--- GIVEN INSTRUCTION ---
What is the number of lines in the data holding the word "archivo"? Give that number by itself.

Stored records:
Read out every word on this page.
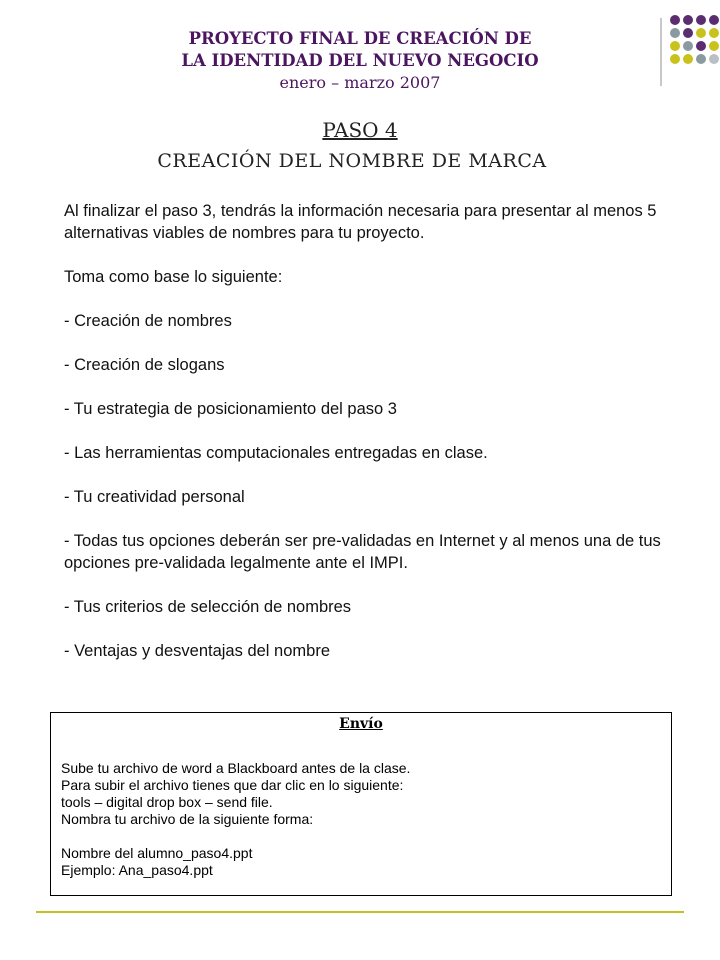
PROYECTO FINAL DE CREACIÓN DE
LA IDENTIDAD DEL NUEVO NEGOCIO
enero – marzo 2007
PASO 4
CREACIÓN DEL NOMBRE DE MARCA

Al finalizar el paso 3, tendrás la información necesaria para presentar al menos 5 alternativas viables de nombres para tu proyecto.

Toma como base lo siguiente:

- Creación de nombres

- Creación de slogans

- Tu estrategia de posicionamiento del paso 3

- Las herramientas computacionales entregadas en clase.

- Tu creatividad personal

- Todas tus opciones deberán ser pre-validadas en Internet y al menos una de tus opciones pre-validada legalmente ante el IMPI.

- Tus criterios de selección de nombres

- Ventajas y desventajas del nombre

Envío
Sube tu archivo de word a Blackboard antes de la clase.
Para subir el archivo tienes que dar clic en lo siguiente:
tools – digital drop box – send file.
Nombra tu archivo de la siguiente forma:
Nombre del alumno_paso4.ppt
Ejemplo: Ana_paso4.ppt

--- ANSWER IN FULL ---
3